- **EXTRACTED RECORDS**
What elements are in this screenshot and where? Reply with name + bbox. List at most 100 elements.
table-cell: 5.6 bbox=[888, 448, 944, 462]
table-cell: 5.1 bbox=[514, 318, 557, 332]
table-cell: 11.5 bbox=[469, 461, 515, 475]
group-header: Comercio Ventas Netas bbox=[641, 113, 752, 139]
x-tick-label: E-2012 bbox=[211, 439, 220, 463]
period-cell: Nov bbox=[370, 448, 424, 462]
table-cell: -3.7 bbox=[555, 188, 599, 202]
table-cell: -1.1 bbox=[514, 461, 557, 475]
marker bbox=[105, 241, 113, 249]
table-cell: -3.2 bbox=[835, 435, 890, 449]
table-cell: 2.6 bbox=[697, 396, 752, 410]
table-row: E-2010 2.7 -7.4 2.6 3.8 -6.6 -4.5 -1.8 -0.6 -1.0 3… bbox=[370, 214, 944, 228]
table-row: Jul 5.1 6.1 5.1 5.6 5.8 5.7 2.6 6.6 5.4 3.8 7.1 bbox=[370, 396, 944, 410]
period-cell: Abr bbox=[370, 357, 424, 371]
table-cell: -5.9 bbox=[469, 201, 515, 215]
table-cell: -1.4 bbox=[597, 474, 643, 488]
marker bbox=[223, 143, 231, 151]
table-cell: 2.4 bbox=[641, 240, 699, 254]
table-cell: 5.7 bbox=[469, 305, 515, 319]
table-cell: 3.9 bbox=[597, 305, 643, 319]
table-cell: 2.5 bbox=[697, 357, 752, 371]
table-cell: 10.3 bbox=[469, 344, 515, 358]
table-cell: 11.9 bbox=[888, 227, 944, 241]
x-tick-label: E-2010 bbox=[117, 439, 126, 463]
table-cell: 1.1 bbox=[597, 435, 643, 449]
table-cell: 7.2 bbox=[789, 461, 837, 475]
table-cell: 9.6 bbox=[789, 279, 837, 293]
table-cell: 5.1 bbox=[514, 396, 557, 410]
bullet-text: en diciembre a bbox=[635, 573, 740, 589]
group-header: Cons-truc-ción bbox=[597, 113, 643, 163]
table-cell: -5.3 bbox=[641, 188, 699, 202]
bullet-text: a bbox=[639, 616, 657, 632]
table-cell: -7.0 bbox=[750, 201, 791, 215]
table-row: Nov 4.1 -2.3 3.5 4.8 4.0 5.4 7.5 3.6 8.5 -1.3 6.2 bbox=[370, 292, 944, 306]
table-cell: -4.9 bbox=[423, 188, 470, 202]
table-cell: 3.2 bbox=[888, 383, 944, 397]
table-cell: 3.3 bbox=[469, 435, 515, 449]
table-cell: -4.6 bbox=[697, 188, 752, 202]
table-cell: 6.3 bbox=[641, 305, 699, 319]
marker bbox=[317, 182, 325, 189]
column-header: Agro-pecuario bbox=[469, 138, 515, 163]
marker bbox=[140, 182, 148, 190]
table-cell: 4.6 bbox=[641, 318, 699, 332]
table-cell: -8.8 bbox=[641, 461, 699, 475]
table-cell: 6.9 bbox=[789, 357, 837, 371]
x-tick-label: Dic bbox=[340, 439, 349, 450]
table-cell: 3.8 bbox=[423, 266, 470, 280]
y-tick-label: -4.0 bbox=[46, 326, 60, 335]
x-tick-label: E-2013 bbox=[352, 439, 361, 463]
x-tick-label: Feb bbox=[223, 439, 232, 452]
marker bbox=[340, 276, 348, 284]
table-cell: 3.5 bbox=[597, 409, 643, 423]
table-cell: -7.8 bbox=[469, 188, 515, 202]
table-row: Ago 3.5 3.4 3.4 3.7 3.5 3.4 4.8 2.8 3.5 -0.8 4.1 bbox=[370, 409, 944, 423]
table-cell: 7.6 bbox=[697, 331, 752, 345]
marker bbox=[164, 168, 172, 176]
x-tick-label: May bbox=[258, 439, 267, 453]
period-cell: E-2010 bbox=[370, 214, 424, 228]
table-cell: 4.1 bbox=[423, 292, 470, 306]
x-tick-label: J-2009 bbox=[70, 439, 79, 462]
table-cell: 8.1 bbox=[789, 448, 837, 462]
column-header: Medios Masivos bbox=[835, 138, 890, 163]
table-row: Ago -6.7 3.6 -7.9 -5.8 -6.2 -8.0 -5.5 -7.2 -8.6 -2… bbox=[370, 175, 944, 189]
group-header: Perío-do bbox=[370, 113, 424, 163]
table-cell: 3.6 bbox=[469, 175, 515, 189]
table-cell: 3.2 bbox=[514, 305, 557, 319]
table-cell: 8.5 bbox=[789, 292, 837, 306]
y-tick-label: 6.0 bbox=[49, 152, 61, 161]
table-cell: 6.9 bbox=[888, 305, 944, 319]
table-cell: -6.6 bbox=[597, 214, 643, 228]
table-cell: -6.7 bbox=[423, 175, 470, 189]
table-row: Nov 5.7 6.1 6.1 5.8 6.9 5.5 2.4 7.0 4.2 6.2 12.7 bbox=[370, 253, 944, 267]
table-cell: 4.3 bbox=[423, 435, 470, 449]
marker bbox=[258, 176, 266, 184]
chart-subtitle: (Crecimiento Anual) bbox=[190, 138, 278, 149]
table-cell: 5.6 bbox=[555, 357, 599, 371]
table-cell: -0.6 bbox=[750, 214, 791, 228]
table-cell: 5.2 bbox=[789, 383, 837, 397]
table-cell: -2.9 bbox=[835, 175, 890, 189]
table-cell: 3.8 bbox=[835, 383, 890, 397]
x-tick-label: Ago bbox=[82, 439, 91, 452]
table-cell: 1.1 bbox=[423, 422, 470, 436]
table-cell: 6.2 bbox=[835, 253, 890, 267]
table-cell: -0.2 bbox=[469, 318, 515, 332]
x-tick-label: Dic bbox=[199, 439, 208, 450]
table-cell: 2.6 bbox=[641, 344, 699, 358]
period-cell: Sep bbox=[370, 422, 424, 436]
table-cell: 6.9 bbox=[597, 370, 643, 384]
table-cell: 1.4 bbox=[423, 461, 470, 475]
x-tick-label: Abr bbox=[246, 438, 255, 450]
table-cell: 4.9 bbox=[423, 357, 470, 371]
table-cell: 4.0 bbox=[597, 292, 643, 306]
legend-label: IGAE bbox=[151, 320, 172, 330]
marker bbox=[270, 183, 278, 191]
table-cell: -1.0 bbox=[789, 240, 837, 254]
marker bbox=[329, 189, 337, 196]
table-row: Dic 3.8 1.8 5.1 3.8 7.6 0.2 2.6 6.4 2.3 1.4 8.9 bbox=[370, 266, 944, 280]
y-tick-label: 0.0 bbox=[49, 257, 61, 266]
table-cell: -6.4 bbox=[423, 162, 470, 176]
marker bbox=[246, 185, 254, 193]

- **WHAT YOU WILL DO**
Pick out every line of the listing above that contains the string "bullet" and copy each of those lines in full. Treat uppercase and lowercase letters as different.

- **TASK ANSWER**
bullet-text: en diciembre a bbox=[635, 573, 740, 589]
bullet-text: a bbox=[639, 616, 657, 632]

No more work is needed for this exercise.